Do this: Pictures appear in the records below; write out everything else exactly.

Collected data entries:
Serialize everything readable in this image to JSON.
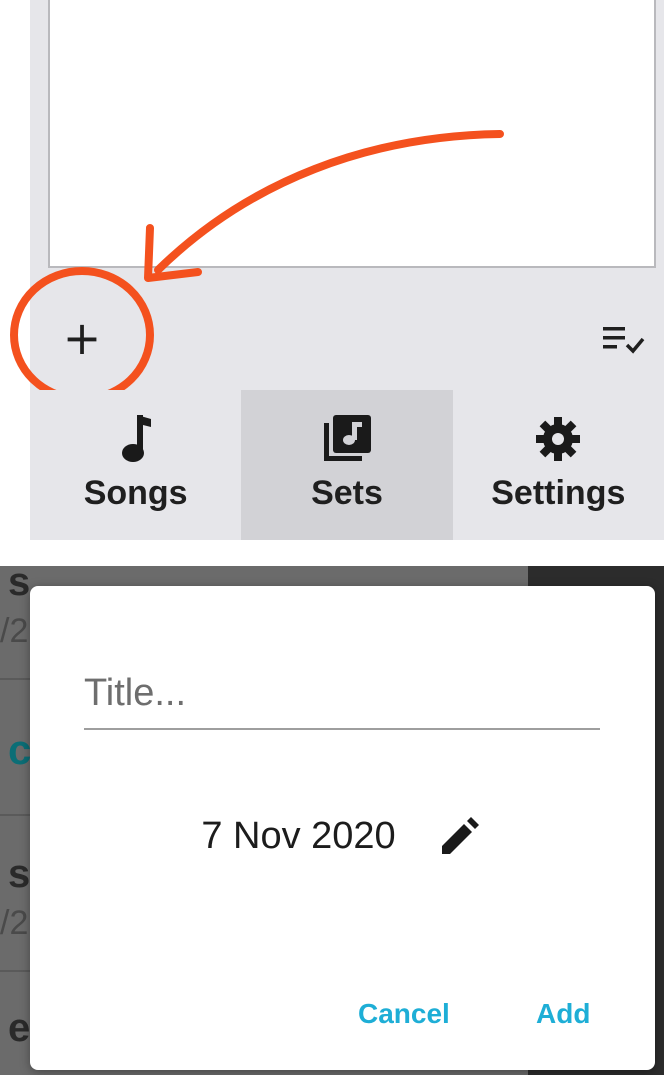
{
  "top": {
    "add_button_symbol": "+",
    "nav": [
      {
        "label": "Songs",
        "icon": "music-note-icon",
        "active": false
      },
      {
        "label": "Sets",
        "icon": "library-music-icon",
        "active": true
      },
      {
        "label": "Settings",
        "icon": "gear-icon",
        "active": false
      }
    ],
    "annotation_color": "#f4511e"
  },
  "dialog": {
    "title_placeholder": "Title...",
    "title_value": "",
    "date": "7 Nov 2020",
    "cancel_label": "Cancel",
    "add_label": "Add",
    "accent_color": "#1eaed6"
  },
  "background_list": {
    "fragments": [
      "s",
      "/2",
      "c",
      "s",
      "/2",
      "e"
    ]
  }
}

Finished answer:
Serialize everything readable in this image to JSON.
{
  "top": {
    "add_button_symbol": "+",
    "nav": [
      {
        "label": "Songs",
        "icon": "music-note-icon",
        "active": false
      },
      {
        "label": "Sets",
        "icon": "library-music-icon",
        "active": true
      },
      {
        "label": "Settings",
        "icon": "gear-icon",
        "active": false
      }
    ],
    "annotation_color": "#f4511e"
  },
  "dialog": {
    "title_placeholder": "Title...",
    "title_value": "",
    "date": "7 Nov 2020",
    "cancel_label": "Cancel",
    "add_label": "Add",
    "accent_color": "#1eaed6"
  },
  "background_list": {
    "fragments": [
      "s",
      "/2",
      "c",
      "s",
      "/2",
      "e"
    ]
  }
}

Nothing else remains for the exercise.